Gather the lines from the material that contain "ramach".

# start of Raw data

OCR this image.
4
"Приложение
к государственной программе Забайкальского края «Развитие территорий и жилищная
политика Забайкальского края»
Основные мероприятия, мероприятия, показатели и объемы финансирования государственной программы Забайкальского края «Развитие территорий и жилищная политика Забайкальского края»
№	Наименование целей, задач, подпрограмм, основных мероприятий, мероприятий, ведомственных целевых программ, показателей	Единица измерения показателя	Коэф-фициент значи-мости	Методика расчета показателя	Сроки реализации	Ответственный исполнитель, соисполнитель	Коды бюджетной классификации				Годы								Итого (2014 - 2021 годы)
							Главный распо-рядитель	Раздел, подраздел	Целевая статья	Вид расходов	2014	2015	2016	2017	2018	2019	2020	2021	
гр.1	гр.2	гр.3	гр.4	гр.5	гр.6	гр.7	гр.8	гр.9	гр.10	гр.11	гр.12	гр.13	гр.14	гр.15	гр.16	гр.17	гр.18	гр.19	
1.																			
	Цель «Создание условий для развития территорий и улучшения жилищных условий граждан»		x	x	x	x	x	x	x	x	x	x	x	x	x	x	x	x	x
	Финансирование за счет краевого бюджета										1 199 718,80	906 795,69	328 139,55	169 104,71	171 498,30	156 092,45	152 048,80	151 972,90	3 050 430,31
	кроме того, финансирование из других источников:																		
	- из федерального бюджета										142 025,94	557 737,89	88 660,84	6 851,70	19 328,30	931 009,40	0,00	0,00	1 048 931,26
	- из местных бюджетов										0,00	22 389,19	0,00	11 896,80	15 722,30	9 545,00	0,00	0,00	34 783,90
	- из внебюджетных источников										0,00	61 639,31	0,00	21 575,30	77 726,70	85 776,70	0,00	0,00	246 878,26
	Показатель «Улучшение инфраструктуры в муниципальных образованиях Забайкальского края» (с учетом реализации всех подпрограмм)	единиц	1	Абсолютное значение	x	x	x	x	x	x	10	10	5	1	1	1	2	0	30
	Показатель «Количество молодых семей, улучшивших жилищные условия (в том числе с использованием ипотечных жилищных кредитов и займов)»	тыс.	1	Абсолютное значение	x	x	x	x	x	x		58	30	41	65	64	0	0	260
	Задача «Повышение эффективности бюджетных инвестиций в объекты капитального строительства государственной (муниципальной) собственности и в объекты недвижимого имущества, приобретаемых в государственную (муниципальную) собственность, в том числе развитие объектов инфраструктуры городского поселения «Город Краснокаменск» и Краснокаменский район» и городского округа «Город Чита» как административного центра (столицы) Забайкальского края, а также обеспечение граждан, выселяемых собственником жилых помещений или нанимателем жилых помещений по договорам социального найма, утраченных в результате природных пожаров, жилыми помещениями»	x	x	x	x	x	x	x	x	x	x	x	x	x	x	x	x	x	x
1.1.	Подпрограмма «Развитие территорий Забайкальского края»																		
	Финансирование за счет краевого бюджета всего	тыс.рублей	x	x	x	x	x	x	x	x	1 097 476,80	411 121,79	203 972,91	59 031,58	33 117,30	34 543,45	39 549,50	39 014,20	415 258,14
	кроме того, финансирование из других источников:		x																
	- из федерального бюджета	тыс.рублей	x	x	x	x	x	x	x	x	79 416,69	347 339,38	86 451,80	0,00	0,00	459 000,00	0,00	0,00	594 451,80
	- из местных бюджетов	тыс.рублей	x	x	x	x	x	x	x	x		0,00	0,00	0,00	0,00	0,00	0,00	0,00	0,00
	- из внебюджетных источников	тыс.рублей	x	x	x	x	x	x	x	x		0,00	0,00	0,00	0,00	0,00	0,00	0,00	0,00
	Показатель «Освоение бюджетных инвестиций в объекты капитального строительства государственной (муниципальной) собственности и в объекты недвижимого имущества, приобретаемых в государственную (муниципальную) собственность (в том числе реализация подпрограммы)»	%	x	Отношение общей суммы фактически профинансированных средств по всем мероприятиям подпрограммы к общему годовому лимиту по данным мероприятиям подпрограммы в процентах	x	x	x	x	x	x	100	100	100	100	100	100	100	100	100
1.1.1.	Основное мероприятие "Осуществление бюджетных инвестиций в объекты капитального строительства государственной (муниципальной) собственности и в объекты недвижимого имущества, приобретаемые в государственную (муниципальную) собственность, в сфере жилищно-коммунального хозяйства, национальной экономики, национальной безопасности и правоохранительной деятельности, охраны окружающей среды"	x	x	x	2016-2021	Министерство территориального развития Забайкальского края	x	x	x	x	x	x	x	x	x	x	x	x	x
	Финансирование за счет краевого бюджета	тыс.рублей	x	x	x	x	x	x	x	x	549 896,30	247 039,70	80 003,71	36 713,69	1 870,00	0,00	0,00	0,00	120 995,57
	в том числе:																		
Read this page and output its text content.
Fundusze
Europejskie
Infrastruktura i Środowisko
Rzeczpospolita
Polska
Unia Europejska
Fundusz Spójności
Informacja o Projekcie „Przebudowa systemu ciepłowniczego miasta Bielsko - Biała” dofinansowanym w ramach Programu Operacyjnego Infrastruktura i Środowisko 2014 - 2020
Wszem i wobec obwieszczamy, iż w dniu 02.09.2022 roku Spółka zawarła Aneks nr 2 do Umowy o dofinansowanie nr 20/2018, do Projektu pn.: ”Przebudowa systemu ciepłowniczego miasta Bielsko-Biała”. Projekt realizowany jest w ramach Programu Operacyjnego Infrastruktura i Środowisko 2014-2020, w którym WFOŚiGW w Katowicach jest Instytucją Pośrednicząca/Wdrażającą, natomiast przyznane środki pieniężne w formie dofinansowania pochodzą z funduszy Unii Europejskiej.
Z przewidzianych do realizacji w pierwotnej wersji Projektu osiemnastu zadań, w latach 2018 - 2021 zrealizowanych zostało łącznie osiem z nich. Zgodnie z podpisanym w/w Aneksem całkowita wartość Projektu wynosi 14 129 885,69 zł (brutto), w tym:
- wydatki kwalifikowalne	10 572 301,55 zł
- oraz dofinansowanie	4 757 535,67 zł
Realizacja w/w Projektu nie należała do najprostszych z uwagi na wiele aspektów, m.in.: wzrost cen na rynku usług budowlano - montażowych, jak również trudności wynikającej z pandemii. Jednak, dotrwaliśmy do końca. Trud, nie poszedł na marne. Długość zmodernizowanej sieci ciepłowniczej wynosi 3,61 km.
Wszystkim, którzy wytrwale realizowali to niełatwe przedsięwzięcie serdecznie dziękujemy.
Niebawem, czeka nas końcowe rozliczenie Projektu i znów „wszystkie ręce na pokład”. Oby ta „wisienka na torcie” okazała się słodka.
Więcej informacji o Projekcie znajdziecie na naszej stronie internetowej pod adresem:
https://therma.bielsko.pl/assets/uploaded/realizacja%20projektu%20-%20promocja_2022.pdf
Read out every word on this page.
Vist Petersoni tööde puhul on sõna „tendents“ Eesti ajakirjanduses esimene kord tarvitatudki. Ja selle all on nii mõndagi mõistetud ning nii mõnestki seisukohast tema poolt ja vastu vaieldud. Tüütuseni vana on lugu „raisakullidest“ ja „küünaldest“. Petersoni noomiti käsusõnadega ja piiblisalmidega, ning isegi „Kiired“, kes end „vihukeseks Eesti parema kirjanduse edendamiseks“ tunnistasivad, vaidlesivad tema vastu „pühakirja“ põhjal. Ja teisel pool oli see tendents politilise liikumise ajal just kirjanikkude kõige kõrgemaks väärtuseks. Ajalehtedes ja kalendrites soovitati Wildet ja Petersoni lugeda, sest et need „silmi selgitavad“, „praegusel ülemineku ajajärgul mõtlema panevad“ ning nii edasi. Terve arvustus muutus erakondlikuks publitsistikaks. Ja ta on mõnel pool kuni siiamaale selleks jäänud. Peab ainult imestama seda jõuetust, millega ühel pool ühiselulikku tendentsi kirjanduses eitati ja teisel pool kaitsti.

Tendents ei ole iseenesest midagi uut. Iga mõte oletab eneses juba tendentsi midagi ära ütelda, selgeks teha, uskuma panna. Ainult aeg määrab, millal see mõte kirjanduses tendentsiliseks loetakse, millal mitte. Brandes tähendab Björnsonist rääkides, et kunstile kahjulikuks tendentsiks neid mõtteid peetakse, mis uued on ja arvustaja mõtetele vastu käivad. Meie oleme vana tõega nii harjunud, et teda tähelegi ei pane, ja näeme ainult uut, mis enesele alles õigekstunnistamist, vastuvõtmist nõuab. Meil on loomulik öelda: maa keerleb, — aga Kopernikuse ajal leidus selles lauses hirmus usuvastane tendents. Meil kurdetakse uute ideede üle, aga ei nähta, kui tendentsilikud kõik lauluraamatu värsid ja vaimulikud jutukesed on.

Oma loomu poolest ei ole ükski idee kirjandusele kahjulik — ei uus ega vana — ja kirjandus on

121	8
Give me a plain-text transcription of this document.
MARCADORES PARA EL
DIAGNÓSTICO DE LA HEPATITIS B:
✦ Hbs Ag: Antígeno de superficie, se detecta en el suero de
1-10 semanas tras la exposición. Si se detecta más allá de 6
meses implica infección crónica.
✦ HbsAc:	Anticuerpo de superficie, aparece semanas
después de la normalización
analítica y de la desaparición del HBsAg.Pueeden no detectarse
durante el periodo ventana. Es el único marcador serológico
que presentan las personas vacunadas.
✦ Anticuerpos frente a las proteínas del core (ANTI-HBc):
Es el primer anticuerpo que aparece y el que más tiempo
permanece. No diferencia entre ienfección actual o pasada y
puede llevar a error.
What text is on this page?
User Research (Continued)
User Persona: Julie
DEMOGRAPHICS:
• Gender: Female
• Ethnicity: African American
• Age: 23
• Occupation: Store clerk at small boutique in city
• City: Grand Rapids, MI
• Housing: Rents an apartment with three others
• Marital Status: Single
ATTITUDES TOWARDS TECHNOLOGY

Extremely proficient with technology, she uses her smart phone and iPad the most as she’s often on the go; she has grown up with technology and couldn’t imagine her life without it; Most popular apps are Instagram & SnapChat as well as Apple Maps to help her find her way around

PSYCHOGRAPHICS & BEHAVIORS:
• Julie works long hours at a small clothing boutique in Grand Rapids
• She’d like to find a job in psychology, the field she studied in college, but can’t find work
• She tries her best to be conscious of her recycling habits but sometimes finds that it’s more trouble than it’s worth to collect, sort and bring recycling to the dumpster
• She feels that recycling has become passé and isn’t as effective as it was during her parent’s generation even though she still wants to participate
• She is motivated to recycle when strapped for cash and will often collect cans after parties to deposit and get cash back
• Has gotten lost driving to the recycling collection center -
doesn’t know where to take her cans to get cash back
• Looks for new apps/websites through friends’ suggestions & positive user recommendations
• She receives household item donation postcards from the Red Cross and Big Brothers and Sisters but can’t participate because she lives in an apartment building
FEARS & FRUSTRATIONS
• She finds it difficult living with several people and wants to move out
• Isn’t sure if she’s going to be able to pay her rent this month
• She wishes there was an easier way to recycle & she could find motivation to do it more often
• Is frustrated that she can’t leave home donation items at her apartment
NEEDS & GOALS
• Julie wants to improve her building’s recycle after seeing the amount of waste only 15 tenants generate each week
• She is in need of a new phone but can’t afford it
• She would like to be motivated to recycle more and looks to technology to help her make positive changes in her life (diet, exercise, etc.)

# end of Raw data

_The answer_
Informacja o Projekcie „Przebudowa systemu ciepłowniczego miasta Bielsko - Biała” dofinansowanym w ramach Programu Operacyjnego Infrastruktura i Środowisko 2014 - 2020
Wszem i wobec obwieszczamy, iż w dniu 02.09.2022 roku Spółka zawarła Aneks nr 2 do Umowy o dofinansowanie nr 20/2018, do Projektu pn.: ”Przebudowa systemu ciepłowniczego miasta Bielsko-Biała”. Projekt realizowany jest w ramach Programu Operacyjnego Infrastruktura i Środowisko 2014-2020, w którym WFOŚiGW w Katowicach jest Instytucją Pośrednicząca/Wdrażającą, natomiast przyznane środki pieniężne w formie dofinansowania pochodzą z funduszy Unii Europejskiej.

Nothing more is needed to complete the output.